— start —
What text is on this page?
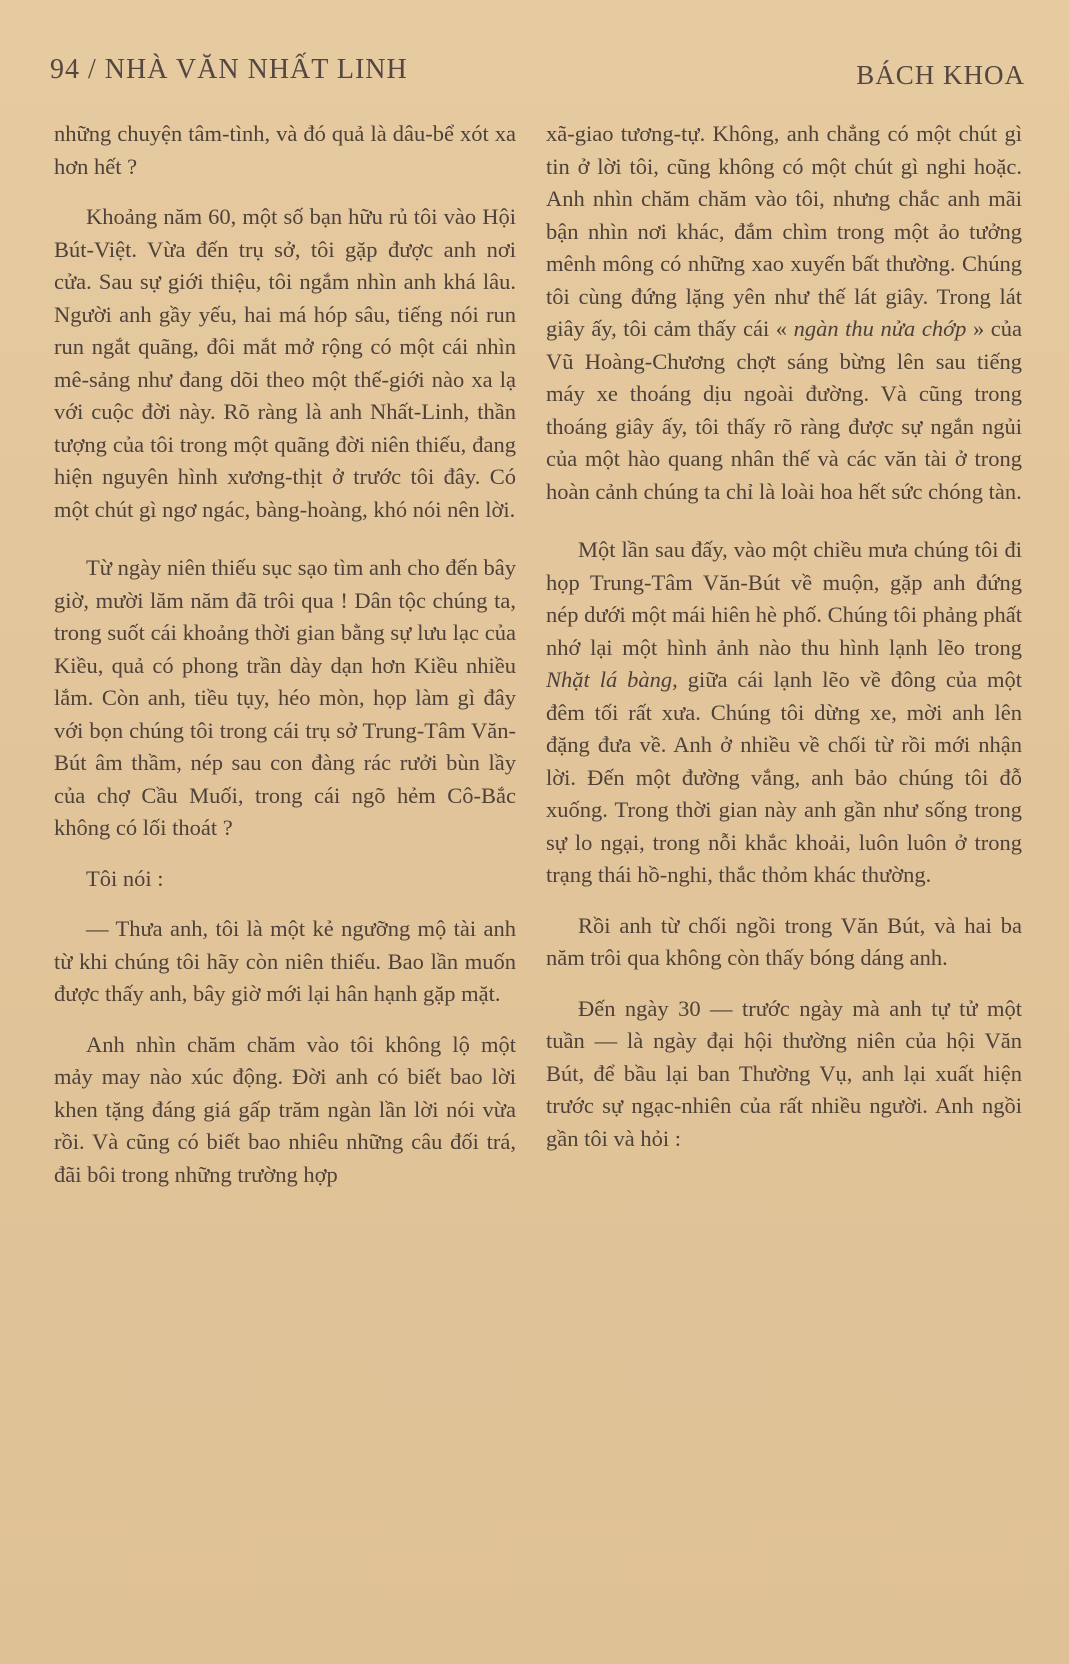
94 / NHÀ VĂN NHẤT LINH	BÁCH KHOA

những chuyện tâm-tình, và đó quả là dâu-bể xót xa hơn hết ?

Khoảng năm 60, một số bạn hữu rủ tôi vào Hội Bút-Việt. Vừa đến trụ sở, tôi gặp được anh nơi cửa. Sau sự giới thiệu, tôi ngắm nhìn anh khá lâu. Người anh gầy yếu, hai má hóp sâu, tiếng nói run run ngắt quãng, đôi mắt mở rộng có một cái nhìn mê-sảng như đang dõi theo một thế-giới nào xa lạ với cuộc đời này. Rõ ràng là anh Nhất-Linh, thần tượng của tôi trong một quãng đời niên thiếu, đang hiện nguyên hình xương-thịt ở trước tôi đây. Có một chút gì ngơ ngác, bàng-hoàng, khó nói nên lời.

Từ ngày niên thiếu sục sạo tìm anh cho đến bây giờ, mười lăm năm đã trôi qua ! Dân tộc chúng ta, trong suốt cái khoảng thời gian bằng sự lưu lạc của Kiều, quả có phong trần dày dạn hơn Kiều nhiều lắm. Còn anh, tiều tụy, héo mòn, họp làm gì đây với bọn chúng tôi trong cái trụ sở Trung-Tâm Văn-Bút âm thầm, nép sau con đàng rác rưởi bùn lầy của chợ Cầu Muối, trong cái ngõ hẻm Cô-Bắc không có lối thoát ?

Tôi nói :

— Thưa anh, tôi là một kẻ ngưỡng mộ tài anh từ khi chúng tôi hãy còn niên thiếu. Bao lần muốn được thấy anh, bây giờ mới lại hân hạnh gặp mặt.

Anh nhìn chăm chăm vào tôi không lộ một mảy may nào xúc động. Đời anh có biết bao lời khen tặng đáng giá gấp trăm ngàn lần lời nói vừa rồi. Và cũng có biết bao nhiêu những câu đối trá, đãi bôi trong những trường hợp

xã-giao tương-tự. Không, anh chẳng có một chút gì tin ở lời tôi, cũng không có một chút gì nghi hoặc. Anh nhìn chăm chăm vào tôi, nhưng chắc anh mãi bận nhìn nơi khác, đắm chìm trong một ảo tưởng mênh mông có những xao xuyến bất thường. Chúng tôi cùng đứng lặng yên như thế lát giây. Trong lát giây ấy, tôi cảm thấy cái « ngàn thu nửa chớp » của Vũ Hoàng-Chương chợt sáng bừng lên sau tiếng máy xe thoáng dịu ngoài đường. Và cũng trong thoáng giây ấy, tôi thấy rõ ràng được sự ngắn ngủi của một hào quang nhân thế và các văn tài ở trong hoàn cảnh chúng ta chỉ là loài hoa hết sức chóng tàn.

Một lần sau đấy, vào một chiều mưa chúng tôi đi họp Trung-Tâm Văn-Bút về muộn, gặp anh đứng nép dưới một mái hiên hè phố. Chúng tôi phảng phất nhớ lại một hình ảnh nào thu hình lạnh lẽo trong Nhặt lá bàng, giữa cái lạnh lẽo về đông của một đêm tối rất xưa. Chúng tôi dừng xe, mời anh lên đặng đưa về. Anh ở nhiều về chối từ rồi mới nhận lời. Đến một đường vắng, anh bảo chúng tôi đỗ xuống. Trong thời gian này anh gần như sống trong sự lo ngại, trong nỗi khắc khoải, luôn luôn ở trong trạng thái hồ-nghi, thắc thỏm khác thường.

Rồi anh từ chối ngồi trong Văn Bút, và hai ba năm trôi qua không còn thấy bóng dáng anh.

Đến ngày 30 — trước ngày mà anh tự tử một tuần — là ngày đại hội thường niên của hội Văn Bút, để bầu lại ban Thường Vụ, anh lại xuất hiện trước sự ngạc-nhiên của rất nhiều người. Anh ngồi gần tôi và hỏi :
— end —
[REQUIREMENTS]
Lines of the material that contain the word "ngồi" are to be gathered.

[EXERCISE RESPONSE]
Rồi anh từ chối ngồi trong Văn Bút, và hai ba năm trôi qua không còn thấy bóng dáng anh.
Đến ngày 30 — trước ngày mà anh tự tử một tuần — là ngày đại hội thường niên của hội Văn Bút, để bầu lại ban Thường Vụ, anh lại xuất hiện trước sự ngạc-nhiên của rất nhiều người. Anh ngồi gần tôi và hỏi :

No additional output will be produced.